Work to do =
Identify the lines holding "通风晾干" and copy them.

Data section =
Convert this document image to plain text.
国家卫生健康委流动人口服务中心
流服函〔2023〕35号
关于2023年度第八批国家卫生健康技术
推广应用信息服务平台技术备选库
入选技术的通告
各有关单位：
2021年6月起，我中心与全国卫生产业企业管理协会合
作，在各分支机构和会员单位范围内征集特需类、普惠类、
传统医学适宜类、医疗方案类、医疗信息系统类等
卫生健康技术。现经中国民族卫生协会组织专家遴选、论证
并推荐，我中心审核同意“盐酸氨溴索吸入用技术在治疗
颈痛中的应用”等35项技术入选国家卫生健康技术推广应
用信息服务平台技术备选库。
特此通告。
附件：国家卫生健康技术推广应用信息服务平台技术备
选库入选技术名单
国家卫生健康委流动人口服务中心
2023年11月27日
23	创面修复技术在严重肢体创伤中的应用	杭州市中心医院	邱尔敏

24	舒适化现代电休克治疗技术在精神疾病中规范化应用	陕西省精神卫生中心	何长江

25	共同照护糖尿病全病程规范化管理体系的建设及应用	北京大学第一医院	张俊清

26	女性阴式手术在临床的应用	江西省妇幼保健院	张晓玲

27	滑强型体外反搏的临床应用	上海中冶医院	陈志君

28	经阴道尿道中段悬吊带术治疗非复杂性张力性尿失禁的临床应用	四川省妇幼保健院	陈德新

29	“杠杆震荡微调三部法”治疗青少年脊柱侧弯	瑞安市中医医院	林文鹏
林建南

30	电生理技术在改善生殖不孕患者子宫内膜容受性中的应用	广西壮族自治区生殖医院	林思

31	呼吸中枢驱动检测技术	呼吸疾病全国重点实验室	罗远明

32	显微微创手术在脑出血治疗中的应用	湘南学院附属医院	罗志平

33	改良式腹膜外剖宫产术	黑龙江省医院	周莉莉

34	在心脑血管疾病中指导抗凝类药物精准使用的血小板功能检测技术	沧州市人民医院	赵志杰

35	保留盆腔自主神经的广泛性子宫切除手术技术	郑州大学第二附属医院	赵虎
---
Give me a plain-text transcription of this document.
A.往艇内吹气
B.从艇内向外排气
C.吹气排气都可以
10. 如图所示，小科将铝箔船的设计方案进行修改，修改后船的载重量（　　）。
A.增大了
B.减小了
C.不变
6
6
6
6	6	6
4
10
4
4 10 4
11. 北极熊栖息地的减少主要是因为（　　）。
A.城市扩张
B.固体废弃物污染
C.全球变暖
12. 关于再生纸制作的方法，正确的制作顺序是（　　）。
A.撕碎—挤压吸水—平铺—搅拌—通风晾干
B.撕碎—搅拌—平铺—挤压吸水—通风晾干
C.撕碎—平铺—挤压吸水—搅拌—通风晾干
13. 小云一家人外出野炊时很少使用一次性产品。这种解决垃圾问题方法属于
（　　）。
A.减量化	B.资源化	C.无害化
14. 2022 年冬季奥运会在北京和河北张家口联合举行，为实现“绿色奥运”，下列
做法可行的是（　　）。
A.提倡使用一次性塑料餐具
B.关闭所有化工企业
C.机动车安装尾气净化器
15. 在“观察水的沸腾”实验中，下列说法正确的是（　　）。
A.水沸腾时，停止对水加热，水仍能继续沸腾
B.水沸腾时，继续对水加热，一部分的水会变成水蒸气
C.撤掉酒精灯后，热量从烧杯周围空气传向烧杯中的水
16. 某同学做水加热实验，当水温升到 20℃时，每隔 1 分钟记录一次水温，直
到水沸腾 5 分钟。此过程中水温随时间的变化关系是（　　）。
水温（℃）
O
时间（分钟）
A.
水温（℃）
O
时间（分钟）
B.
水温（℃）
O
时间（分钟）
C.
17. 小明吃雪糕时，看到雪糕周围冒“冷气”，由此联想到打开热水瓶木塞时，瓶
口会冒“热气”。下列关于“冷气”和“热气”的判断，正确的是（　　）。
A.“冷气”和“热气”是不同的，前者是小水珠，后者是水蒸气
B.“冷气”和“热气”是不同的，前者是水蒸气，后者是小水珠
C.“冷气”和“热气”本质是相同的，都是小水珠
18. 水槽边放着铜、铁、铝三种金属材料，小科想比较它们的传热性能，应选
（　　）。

Written response =
A.撕碎—挤压吸水—平铺—搅拌—通风晾干
B.撕碎—搅拌—平铺—挤压吸水—通风晾干
C.撕碎—平铺—挤压吸水—搅拌—通风晾干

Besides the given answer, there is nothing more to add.